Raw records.

□ □ □ □ □ □ □

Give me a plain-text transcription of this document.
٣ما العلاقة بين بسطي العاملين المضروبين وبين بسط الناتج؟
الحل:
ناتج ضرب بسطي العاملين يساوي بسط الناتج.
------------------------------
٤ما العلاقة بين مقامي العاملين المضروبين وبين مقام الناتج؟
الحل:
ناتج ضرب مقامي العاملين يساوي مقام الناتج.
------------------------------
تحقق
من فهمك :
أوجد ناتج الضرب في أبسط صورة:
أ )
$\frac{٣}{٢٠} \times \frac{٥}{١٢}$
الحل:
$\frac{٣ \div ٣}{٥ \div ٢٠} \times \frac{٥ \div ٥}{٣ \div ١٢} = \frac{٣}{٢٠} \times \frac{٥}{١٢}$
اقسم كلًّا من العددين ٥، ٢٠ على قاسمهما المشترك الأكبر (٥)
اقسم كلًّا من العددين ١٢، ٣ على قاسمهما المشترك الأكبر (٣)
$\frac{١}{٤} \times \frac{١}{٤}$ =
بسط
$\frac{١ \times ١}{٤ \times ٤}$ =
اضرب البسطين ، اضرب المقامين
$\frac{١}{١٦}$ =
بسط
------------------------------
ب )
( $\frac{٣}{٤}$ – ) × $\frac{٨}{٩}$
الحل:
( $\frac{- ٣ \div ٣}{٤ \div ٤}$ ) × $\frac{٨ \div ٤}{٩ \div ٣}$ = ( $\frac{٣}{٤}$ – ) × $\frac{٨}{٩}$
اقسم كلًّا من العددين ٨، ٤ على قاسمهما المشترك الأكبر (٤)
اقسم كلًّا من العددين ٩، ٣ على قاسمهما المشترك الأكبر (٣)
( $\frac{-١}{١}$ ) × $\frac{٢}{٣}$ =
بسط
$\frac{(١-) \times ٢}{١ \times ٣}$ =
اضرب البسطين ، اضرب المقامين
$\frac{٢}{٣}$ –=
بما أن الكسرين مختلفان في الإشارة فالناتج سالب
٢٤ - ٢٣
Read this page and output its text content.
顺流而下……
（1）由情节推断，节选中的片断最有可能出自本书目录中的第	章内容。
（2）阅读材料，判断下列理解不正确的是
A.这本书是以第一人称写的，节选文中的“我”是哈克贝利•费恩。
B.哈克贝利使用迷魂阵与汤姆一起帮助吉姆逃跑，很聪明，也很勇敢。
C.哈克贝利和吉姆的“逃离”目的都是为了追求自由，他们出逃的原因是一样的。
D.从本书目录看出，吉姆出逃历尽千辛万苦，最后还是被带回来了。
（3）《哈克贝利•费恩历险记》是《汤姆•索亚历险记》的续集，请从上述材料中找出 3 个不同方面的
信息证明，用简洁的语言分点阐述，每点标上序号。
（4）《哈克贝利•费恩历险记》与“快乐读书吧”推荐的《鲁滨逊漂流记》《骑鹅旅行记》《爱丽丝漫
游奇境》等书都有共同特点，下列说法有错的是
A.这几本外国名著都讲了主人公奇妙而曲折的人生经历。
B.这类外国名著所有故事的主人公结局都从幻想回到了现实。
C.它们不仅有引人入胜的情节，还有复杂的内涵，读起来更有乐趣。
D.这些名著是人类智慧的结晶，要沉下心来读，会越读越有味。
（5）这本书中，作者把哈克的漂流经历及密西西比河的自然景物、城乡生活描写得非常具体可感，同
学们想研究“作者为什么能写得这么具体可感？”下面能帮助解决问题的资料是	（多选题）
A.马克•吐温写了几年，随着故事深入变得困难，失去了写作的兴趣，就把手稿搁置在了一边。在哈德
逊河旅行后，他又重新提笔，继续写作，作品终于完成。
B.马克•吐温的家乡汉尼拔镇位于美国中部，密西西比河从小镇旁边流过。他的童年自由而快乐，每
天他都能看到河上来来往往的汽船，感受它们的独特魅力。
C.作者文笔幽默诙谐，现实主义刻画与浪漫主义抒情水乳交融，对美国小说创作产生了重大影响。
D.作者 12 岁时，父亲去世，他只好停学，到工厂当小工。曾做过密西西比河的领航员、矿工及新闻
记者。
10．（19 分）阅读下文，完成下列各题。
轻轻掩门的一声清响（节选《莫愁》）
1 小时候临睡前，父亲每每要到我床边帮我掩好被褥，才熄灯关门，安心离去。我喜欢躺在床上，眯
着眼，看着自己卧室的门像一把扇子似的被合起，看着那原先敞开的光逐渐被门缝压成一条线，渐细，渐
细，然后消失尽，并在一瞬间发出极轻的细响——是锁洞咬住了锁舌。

□ □ □ □ □ □ □

Exercise task.
Reproduce all of the material above word for word.

Response below.
Give me a plain-text transcription of this document.
٣ما العلاقة بين بسطي العاملين المضروبين وبين بسط الناتج؟
الحل:
ناتج ضرب بسطي العاملين يساوي بسط الناتج.
------------------------------
٤ما العلاقة بين مقامي العاملين المضروبين وبين مقام الناتج؟
الحل:
ناتج ضرب مقامي العاملين يساوي مقام الناتج.
------------------------------
تحقق
من فهمك :
أوجد ناتج الضرب في أبسط صورة:
أ )
$\frac{٣}{٢٠} \times \frac{٥}{١٢}$
الحل:
$\frac{٣ \div ٣}{٥ \div ٢٠} \times \frac{٥ \div ٥}{٣ \div ١٢} = \frac{٣}{٢٠} \times \frac{٥}{١٢}$
اقسم كلًّا من العددين ٥، ٢٠ على قاسمهما المشترك الأكبر (٥)
اقسم كلًّا من العددين ١٢، ٣ على قاسمهما المشترك الأكبر (٣)
$\frac{١}{٤} \times \frac{١}{٤}$ =
بسط
$\frac{١ \times ١}{٤ \times ٤}$ =
اضرب البسطين ، اضرب المقامين
$\frac{١}{١٦}$ =
بسط
------------------------------
ب )
( $\frac{٣}{٤}$ – ) × $\frac{٨}{٩}$
الحل:
( $\frac{- ٣ \div ٣}{٤ \div ٤}$ ) × $\frac{٨ \div ٤}{٩ \div ٣}$ = ( $\frac{٣}{٤}$ – ) × $\frac{٨}{٩}$
اقسم كلًّا من العددين ٨، ٤ على قاسمهما المشترك الأكبر (٤)
اقسم كلًّا من العددين ٩، ٣ على قاسمهما المشترك الأكبر (٣)
( $\frac{-١}{١}$ ) × $\frac{٢}{٣}$ =
بسط
$\frac{(١-) \times ٢}{١ \times ٣}$ =
اضرب البسطين ، اضرب المقامين
$\frac{٢}{٣}$ –=
بما أن الكسرين مختلفان في الإشارة فالناتج سالب
٢٤ - ٢٣
Read this page and output its text content.
顺流而下……
（1）由情节推断，节选中的片断最有可能出自本书目录中的第	章内容。
（2）阅读材料，判断下列理解不正确的是
A.这本书是以第一人称写的，节选文中的“我”是哈克贝利•费恩。
B.哈克贝利使用迷魂阵与汤姆一起帮助吉姆逃跑，很聪明，也很勇敢。
C.哈克贝利和吉姆的“逃离”目的都是为了追求自由，他们出逃的原因是一样的。
D.从本书目录看出，吉姆出逃历尽千辛万苦，最后还是被带回来了。
（3）《哈克贝利•费恩历险记》是《汤姆•索亚历险记》的续集，请从上述材料中找出 3 个不同方面的
信息证明，用简洁的语言分点阐述，每点标上序号。
（4）《哈克贝利•费恩历险记》与“快乐读书吧”推荐的《鲁滨逊漂流记》《骑鹅旅行记》《爱丽丝漫
游奇境》等书都有共同特点，下列说法有错的是
A.这几本外国名著都讲了主人公奇妙而曲折的人生经历。
B.这类外国名著所有故事的主人公结局都从幻想回到了现实。
C.它们不仅有引人入胜的情节，还有复杂的内涵，读起来更有乐趣。
D.这些名著是人类智慧的结晶，要沉下心来读，会越读越有味。
（5）这本书中，作者把哈克的漂流经历及密西西比河的自然景物、城乡生活描写得非常具体可感，同
学们想研究“作者为什么能写得这么具体可感？”下面能帮助解决问题的资料是	（多选题）
A.马克•吐温写了几年，随着故事深入变得困难，失去了写作的兴趣，就把手稿搁置在了一边。在哈德
逊河旅行后，他又重新提笔，继续写作，作品终于完成。
B.马克•吐温的家乡汉尼拔镇位于美国中部，密西西比河从小镇旁边流过。他的童年自由而快乐，每
天他都能看到河上来来往往的汽船，感受它们的独特魅力。
C.作者文笔幽默诙谐，现实主义刻画与浪漫主义抒情水乳交融，对美国小说创作产生了重大影响。
D.作者 12 岁时，父亲去世，他只好停学，到工厂当小工。曾做过密西西比河的领航员、矿工及新闻
记者。
10．（19 分）阅读下文，完成下列各题。
轻轻掩门的一声清响（节选《莫愁》）
1 小时候临睡前，父亲每每要到我床边帮我掩好被褥，才熄灯关门，安心离去。我喜欢躺在床上，眯
着眼，看着自己卧室的门像一把扇子似的被合起，看着那原先敞开的光逐渐被门缝压成一条线，渐细，渐
细，然后消失尽，并在一瞬间发出极轻的细响——是锁洞咬住了锁舌。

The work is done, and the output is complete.